OBJECTIVE:
Of the lines in these entries, how many contain the string "icon"? Give the number and nothing else.

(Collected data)
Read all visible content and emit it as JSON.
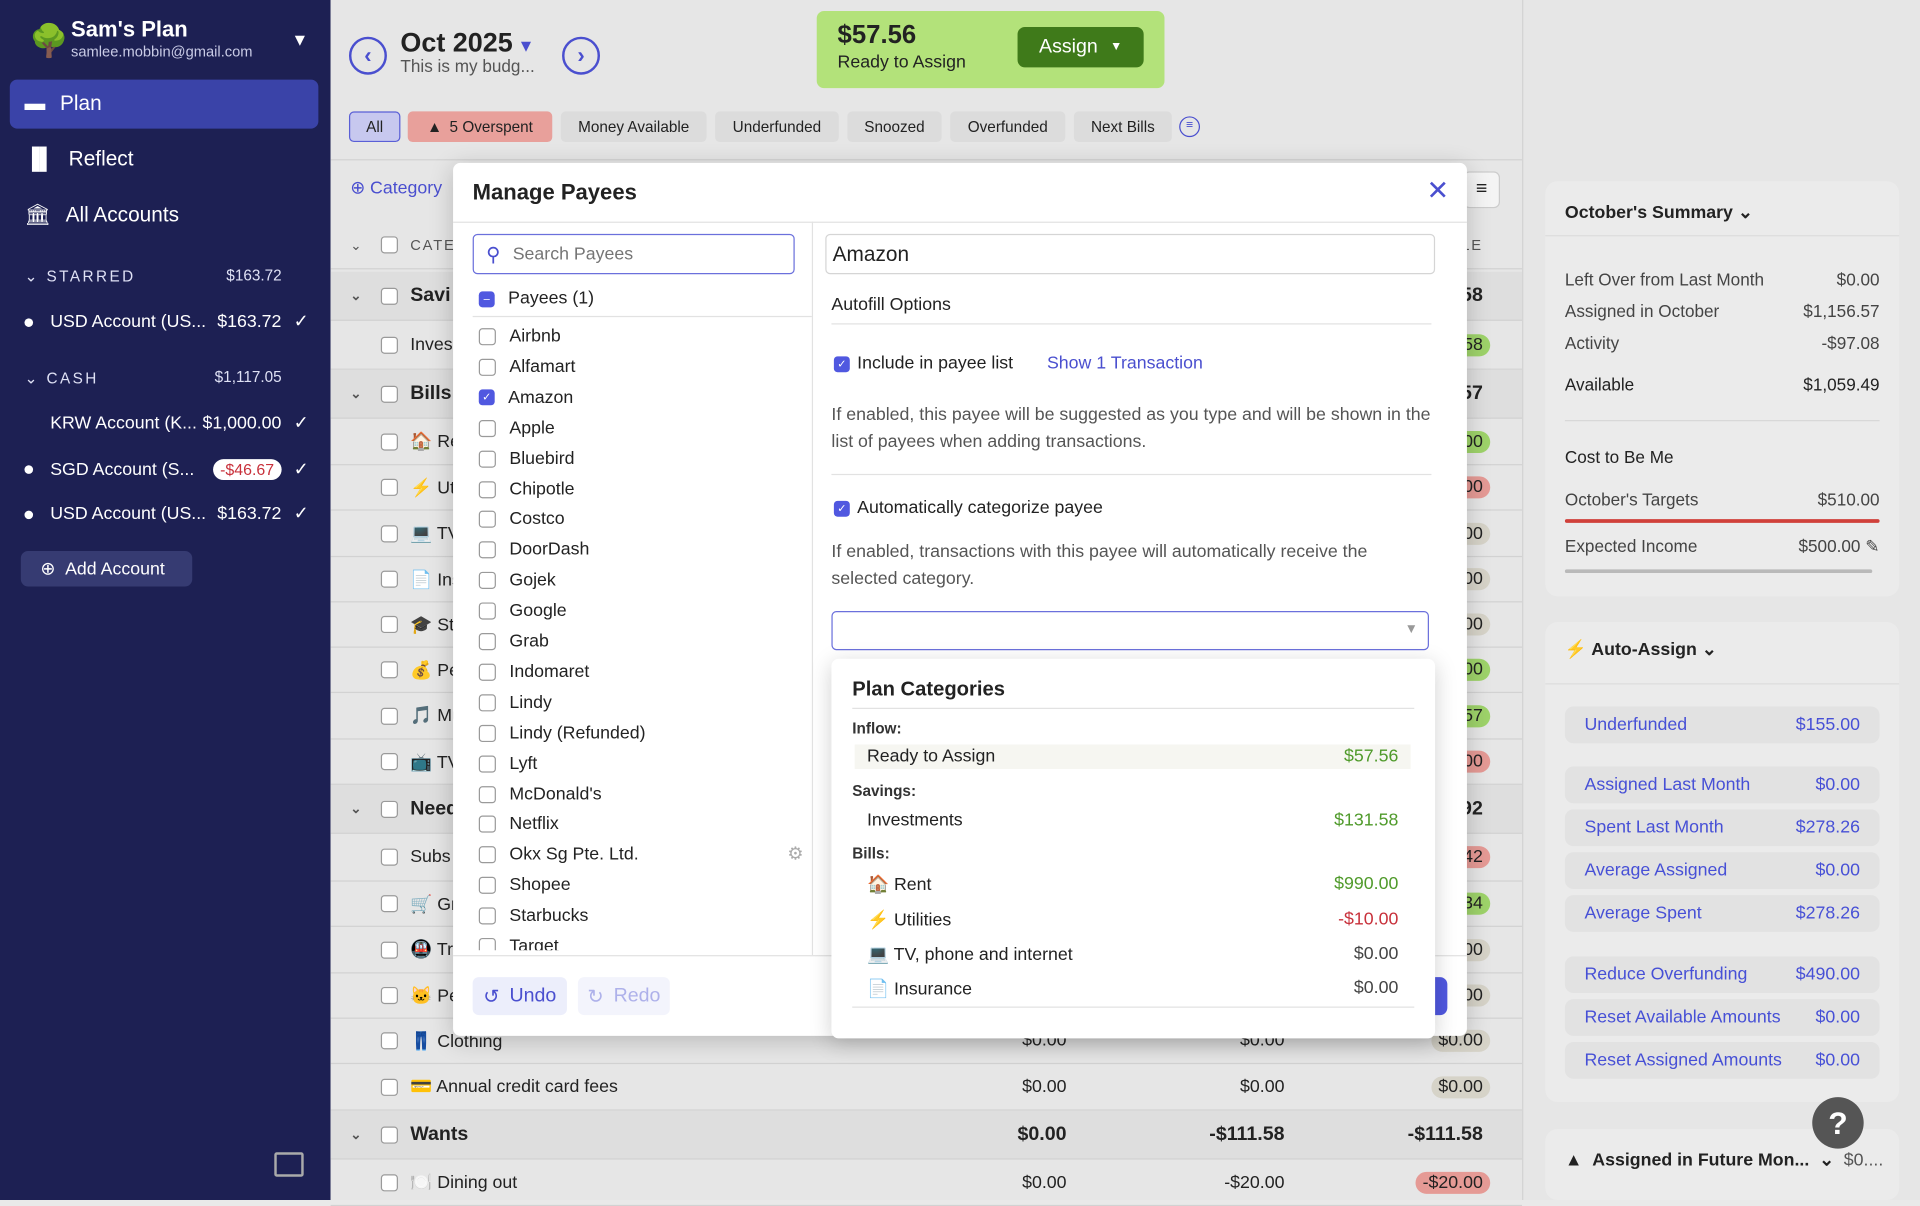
{
  "sidebar": {
    "plan_name": "Sam's Plan",
    "email": "samlee.mobbin@gmail.com",
    "nav": [
      {
        "label": "Plan",
        "icon": "plan-icon"
      },
      {
        "label": "Reflect",
        "icon": "bar-chart-icon"
      },
      {
        "label": "All Accounts",
        "icon": "bank-icon"
      }
    ],
    "starred": {
      "label": "STARRED",
      "total": "$163.72",
      "accounts": [
        {
          "name": "USD Account (US...",
          "balance": "$163.72"
        }
      ]
    },
    "cash": {
      "label": "CASH",
      "total": "$1,117.05",
      "accounts": [
        {
          "name": "KRW Account (K...",
          "balance": "$1,000.00"
        },
        {
          "name": "SGD Account (S...",
          "balance": "-$46.67"
        },
        {
          "name": "USD Account (US...",
          "balance": "$163.72"
        }
      ]
    },
    "add_account": "Add Account"
  },
  "header": {
    "month": "Oct 2025",
    "note": "This is my budg...",
    "ready_amount": "$57.56",
    "ready_label": "Ready to Assign",
    "assign_label": "Assign"
  },
  "filters": [
    "All",
    "5 Overspent",
    "Money Available",
    "Underfunded",
    "Snoozed",
    "Overfunded",
    "Next Bills"
  ],
  "table": {
    "add_category": "Category",
    "header_category": "CATE",
    "header_available": "BLE",
    "rows": [
      {
        "type": "group",
        "name": "Savi",
        "c3": ".58"
      },
      {
        "type": "item",
        "name": "Inves",
        "c3": ".58",
        "pill": "g"
      },
      {
        "type": "group",
        "name": "Bills",
        "c3": ".57"
      },
      {
        "type": "item",
        "name": "🏠 Re",
        "c3": ".00",
        "pill": "g"
      },
      {
        "type": "item",
        "name": "⚡ Ut",
        "c3": ".00",
        "pill": "r"
      },
      {
        "type": "item",
        "name": "💻 TV",
        "c3": ".00",
        "pill": "n"
      },
      {
        "type": "item",
        "name": "📄 Ins",
        "c3": ".00",
        "pill": "n"
      },
      {
        "type": "item",
        "name": "🎓 St",
        "c3": ".00",
        "pill": "n"
      },
      {
        "type": "item",
        "name": "💰 Pe",
        "c3": ".00",
        "pill": "g"
      },
      {
        "type": "item",
        "name": "🎵 Mu",
        "c3": ".57",
        "pill": "g"
      },
      {
        "type": "item",
        "name": "📺 TV",
        "c3": ".00",
        "pill": "r"
      },
      {
        "type": "group",
        "name": "Need",
        "c3": ".92"
      },
      {
        "type": "item",
        "name": "Subs",
        "c3": ".42",
        "pill": "r"
      },
      {
        "type": "item",
        "name": "🛒 Gr",
        "c3": ".34",
        "pill": "g"
      },
      {
        "type": "item",
        "name": "🚇 Tra",
        "c3": ".00",
        "pill": "n"
      },
      {
        "type": "item",
        "name": "🐱 Pe",
        "c3": ".00",
        "pill": "n"
      },
      {
        "type": "item",
        "name": "👖 Clothing",
        "c1": "$0.00",
        "c2": "$0.00",
        "c3": "$0.00",
        "pill": "n"
      },
      {
        "type": "item",
        "name": "💳 Annual credit card fees",
        "c1": "$0.00",
        "c2": "$0.00",
        "c3": "$0.00",
        "pill": "n"
      },
      {
        "type": "group",
        "name": "Wants",
        "c1": "$0.00",
        "c2": "-$111.58",
        "c3": "-$111.58"
      },
      {
        "type": "item",
        "name": "🍽️ Dining out",
        "c1": "$0.00",
        "c2": "-$20.00",
        "c3": "-$20.00",
        "pill": "r"
      }
    ]
  },
  "summary": {
    "title": "October's Summary",
    "lines": [
      {
        "label": "Left Over from Last Month",
        "value": "$0.00"
      },
      {
        "label": "Assigned in October",
        "value": "$1,156.57"
      },
      {
        "label": "Activity",
        "value": "-$97.08"
      }
    ],
    "available": {
      "label": "Available",
      "value": "$1,059.49"
    },
    "cost_title": "Cost to Be Me",
    "targets": {
      "label": "October's Targets",
      "value": "$510.00"
    },
    "income": {
      "label": "Expected Income",
      "value": "$500.00"
    }
  },
  "auto_assign": {
    "title": "Auto-Assign",
    "items": [
      {
        "label": "Underfunded",
        "value": "$155.00"
      },
      {
        "label": "Assigned Last Month",
        "value": "$0.00"
      },
      {
        "label": "Spent Last Month",
        "value": "$278.26"
      },
      {
        "label": "Average Assigned",
        "value": "$0.00"
      },
      {
        "label": "Average Spent",
        "value": "$278.26"
      },
      {
        "label": "Reduce Overfunding",
        "value": "$490.00"
      },
      {
        "label": "Reset Available Amounts",
        "value": "$0.00"
      },
      {
        "label": "Reset Assigned Amounts",
        "value": "$0.00"
      }
    ]
  },
  "future": {
    "title": "Assigned in Future Mon...",
    "value": "$0...."
  },
  "help": "?",
  "modal": {
    "title": "Manage Payees",
    "search_placeholder": "Search Payees",
    "payees_header": "Payees (1)",
    "payees": [
      {
        "name": "Airbnb"
      },
      {
        "name": "Alfamart"
      },
      {
        "name": "Amazon",
        "checked": true
      },
      {
        "name": "Apple"
      },
      {
        "name": "Bluebird"
      },
      {
        "name": "Chipotle"
      },
      {
        "name": "Costco"
      },
      {
        "name": "DoorDash"
      },
      {
        "name": "Gojek"
      },
      {
        "name": "Google"
      },
      {
        "name": "Grab"
      },
      {
        "name": "Indomaret"
      },
      {
        "name": "Lindy"
      },
      {
        "name": "Lindy (Refunded)"
      },
      {
        "name": "Lyft"
      },
      {
        "name": "McDonald's"
      },
      {
        "name": "Netflix"
      },
      {
        "name": "Okx Sg Pte. Ltd.",
        "gear": true
      },
      {
        "name": "Shopee"
      },
      {
        "name": "Starbucks"
      },
      {
        "name": "Target"
      }
    ],
    "undo": "Undo",
    "redo": "Redo",
    "payee_name": "Amazon",
    "autofill_title": "Autofill Options",
    "include_label": "Include in payee list",
    "show_transactions": "Show 1 Transaction",
    "include_desc": "If enabled, this payee will be suggested as you type and will be shown in the list of payees when adding transactions.",
    "autocat_label": "Automatically categorize payee",
    "autocat_desc": "If enabled, transactions with this payee will automatically receive the selected category.",
    "category_value": ""
  },
  "dropdown": {
    "title": "Plan Categories",
    "groups": [
      {
        "label": "Inflow:",
        "items": [
          {
            "name": "Ready to Assign",
            "value": "$57.56",
            "color": "#4f9a2a"
          }
        ]
      },
      {
        "label": "Savings:",
        "items": [
          {
            "name": "Investments",
            "value": "$131.58",
            "color": "#4f9a2a"
          }
        ]
      },
      {
        "label": "Bills:",
        "items": [
          {
            "name": "🏠 Rent",
            "value": "$990.00",
            "color": "#4f9a2a"
          },
          {
            "name": "⚡ Utilities",
            "value": "-$10.00",
            "color": "#c8313b"
          },
          {
            "name": "💻 TV, phone and internet",
            "value": "$0.00",
            "color": "#444444"
          },
          {
            "name": "📄 Insurance",
            "value": "$0.00",
            "color": "#444444"
          }
        ]
      }
    ]
  },
  "colors": {
    "sidebar": "#1d2053",
    "accent": "#4a4fcf",
    "ready_bg": "#b3e27a",
    "assign_btn": "#3f7a1a",
    "overspent": "#e8a09b"
  }
}
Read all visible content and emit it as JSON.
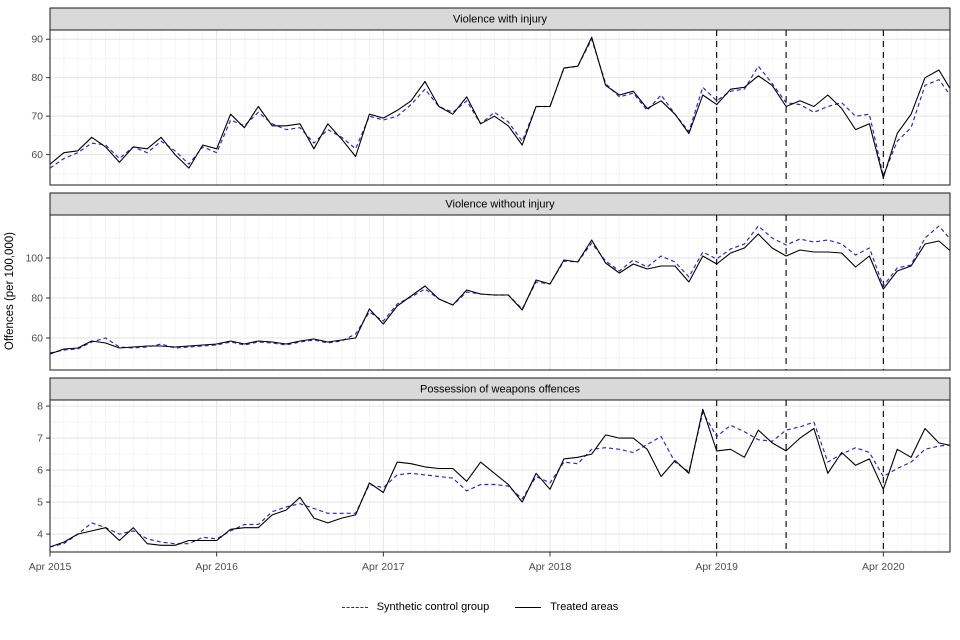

COMPLETE ANSWER:
3